**STATED GOAL**
Omit all pictures. Copy the rest of the material exactly.

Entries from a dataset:
[Begin]

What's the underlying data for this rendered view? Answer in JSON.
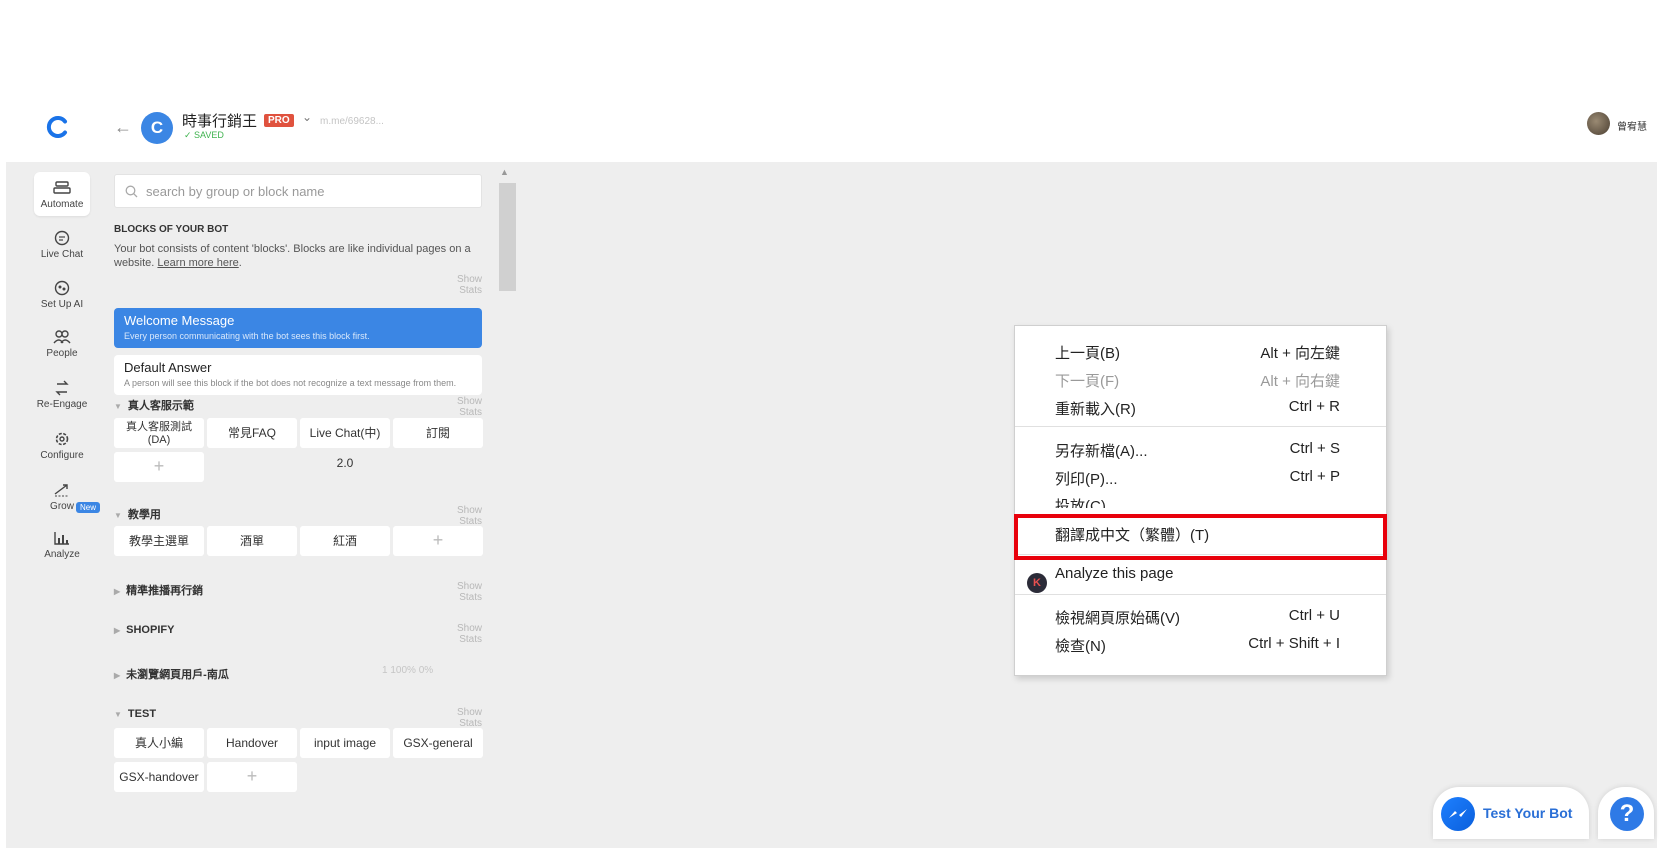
{
  "header": {
    "bot_initial": "C",
    "bot_name": "時事行銷王",
    "plan_badge": "PRO",
    "bot_url": "m.me/69628...",
    "saved_label": "SAVED",
    "user_name": "曾宥慧"
  },
  "nav": {
    "items": [
      {
        "label": "Automate",
        "icon": "automate-icon"
      },
      {
        "label": "Live Chat",
        "icon": "live-chat-icon"
      },
      {
        "label": "Set Up AI",
        "icon": "ai-icon"
      },
      {
        "label": "People",
        "icon": "people-icon"
      },
      {
        "label": "Re-Engage",
        "icon": "re-engage-icon"
      },
      {
        "label": "Configure",
        "icon": "gear-icon"
      },
      {
        "label": "Grow",
        "icon": "grow-icon"
      },
      {
        "label": "Analyze",
        "icon": "analyze-icon"
      }
    ],
    "new_badge": "New"
  },
  "panel": {
    "search_placeholder": "search by group or block name",
    "section_title": "BLOCKS OF YOUR BOT",
    "description": "Your bot consists of content 'blocks'. Blocks are like individual pages on a website.",
    "learn_more": "Learn more here",
    "show_stats": "Show Stats",
    "welcome": {
      "title": "Welcome Message",
      "subtitle": "Every person communicating with the bot sees this block first."
    },
    "default_answer": {
      "title": "Default Answer",
      "subtitle": "A person will see this block if the bot does not recognize a text message from them."
    },
    "groups": [
      {
        "title": "真人客服示範",
        "chips": [
          "真人客服測試\n(DA)",
          "常見FAQ",
          "Live Chat(中) 2.0",
          "訂閱"
        ]
      },
      {
        "title": "教學用",
        "chips": [
          "教學主選單",
          "酒單",
          "紅酒"
        ]
      },
      {
        "title": "精準推播再行銷",
        "chips": []
      },
      {
        "title": "SHOPIFY",
        "chips": []
      },
      {
        "title": "未瀏覽網頁用戶-南瓜",
        "chips": [],
        "stats": "1   100%   0%"
      },
      {
        "title": "TEST",
        "chips": [
          "真人小編",
          "Handover",
          "input image",
          "GSX-general",
          "GSX-handover"
        ]
      }
    ],
    "add_symbol": "+"
  },
  "context_menu": {
    "items": [
      {
        "label": "上一頁(B)",
        "shortcut": "Alt + 向左鍵",
        "disabled": false
      },
      {
        "label": "下一頁(F)",
        "shortcut": "Alt + 向右鍵",
        "disabled": true
      },
      {
        "label": "重新載入(R)",
        "shortcut": "Ctrl + R",
        "disabled": false
      },
      {
        "label": "另存新檔(A)...",
        "shortcut": "Ctrl + S",
        "disabled": false
      },
      {
        "label": "列印(P)...",
        "shortcut": "Ctrl + P",
        "disabled": false
      },
      {
        "label": "投放(C)...",
        "shortcut": "",
        "disabled": false
      },
      {
        "label": "翻譯成中文（繁體）(T)",
        "shortcut": "",
        "disabled": false
      },
      {
        "label": "Analyze this page",
        "shortcut": "",
        "disabled": false
      },
      {
        "label": "檢視網頁原始碼(V)",
        "shortcut": "Ctrl + U",
        "disabled": false
      },
      {
        "label": "檢查(N)",
        "shortcut": "Ctrl + Shift + I",
        "disabled": false
      }
    ],
    "highlight_color": "#e8000b"
  },
  "bottom": {
    "test_bot_label": "Test Your Bot",
    "help_label": "?"
  },
  "colors": {
    "accent": "#3b86e4",
    "pro_badge": "#e0523e",
    "saved": "#3fb34f"
  }
}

[End]

**FINAL RESULT**
What's the underlying data for this rendered view? Answer in JSON.
{
  "header": {
    "bot_initial": "C",
    "bot_name": "時事行銷王",
    "plan_badge": "PRO",
    "bot_url": "m.me/69628...",
    "saved_label": "SAVED",
    "user_name": "曾宥慧"
  },
  "nav": {
    "items": [
      {
        "label": "Automate",
        "icon": "automate-icon"
      },
      {
        "label": "Live Chat",
        "icon": "live-chat-icon"
      },
      {
        "label": "Set Up AI",
        "icon": "ai-icon"
      },
      {
        "label": "People",
        "icon": "people-icon"
      },
      {
        "label": "Re-Engage",
        "icon": "re-engage-icon"
      },
      {
        "label": "Configure",
        "icon": "gear-icon"
      },
      {
        "label": "Grow",
        "icon": "grow-icon"
      },
      {
        "label": "Analyze",
        "icon": "analyze-icon"
      }
    ],
    "new_badge": "New"
  },
  "panel": {
    "search_placeholder": "search by group or block name",
    "section_title": "BLOCKS OF YOUR BOT",
    "description": "Your bot consists of content 'blocks'. Blocks are like individual pages on a website.",
    "learn_more": "Learn more here",
    "show_stats": "Show Stats",
    "welcome": {
      "title": "Welcome Message",
      "subtitle": "Every person communicating with the bot sees this block first."
    },
    "default_answer": {
      "title": "Default Answer",
      "subtitle": "A person will see this block if the bot does not recognize a text message from them."
    },
    "groups": [
      {
        "title": "真人客服示範",
        "chips": [
          "真人客服測試\n(DA)",
          "常見FAQ",
          "Live Chat(中) 2.0",
          "訂閱"
        ]
      },
      {
        "title": "教學用",
        "chips": [
          "教學主選單",
          "酒單",
          "紅酒"
        ]
      },
      {
        "title": "精準推播再行銷",
        "chips": []
      },
      {
        "title": "SHOPIFY",
        "chips": []
      },
      {
        "title": "未瀏覽網頁用戶-南瓜",
        "chips": [],
        "stats": "1   100%   0%"
      },
      {
        "title": "TEST",
        "chips": [
          "真人小編",
          "Handover",
          "input image",
          "GSX-general",
          "GSX-handover"
        ]
      }
    ],
    "add_symbol": "+"
  },
  "context_menu": {
    "items": [
      {
        "label": "上一頁(B)",
        "shortcut": "Alt + 向左鍵",
        "disabled": false
      },
      {
        "label": "下一頁(F)",
        "shortcut": "Alt + 向右鍵",
        "disabled": true
      },
      {
        "label": "重新載入(R)",
        "shortcut": "Ctrl + R",
        "disabled": false
      },
      {
        "label": "另存新檔(A)...",
        "shortcut": "Ctrl + S",
        "disabled": false
      },
      {
        "label": "列印(P)...",
        "shortcut": "Ctrl + P",
        "disabled": false
      },
      {
        "label": "投放(C)...",
        "shortcut": "",
        "disabled": false
      },
      {
        "label": "翻譯成中文（繁體）(T)",
        "shortcut": "",
        "disabled": false
      },
      {
        "label": "Analyze this page",
        "shortcut": "",
        "disabled": false
      },
      {
        "label": "檢視網頁原始碼(V)",
        "shortcut": "Ctrl + U",
        "disabled": false
      },
      {
        "label": "檢查(N)",
        "shortcut": "Ctrl + Shift + I",
        "disabled": false
      }
    ],
    "highlight_color": "#e8000b"
  },
  "bottom": {
    "test_bot_label": "Test Your Bot",
    "help_label": "?"
  },
  "colors": {
    "accent": "#3b86e4",
    "pro_badge": "#e0523e",
    "saved": "#3fb34f"
  }
}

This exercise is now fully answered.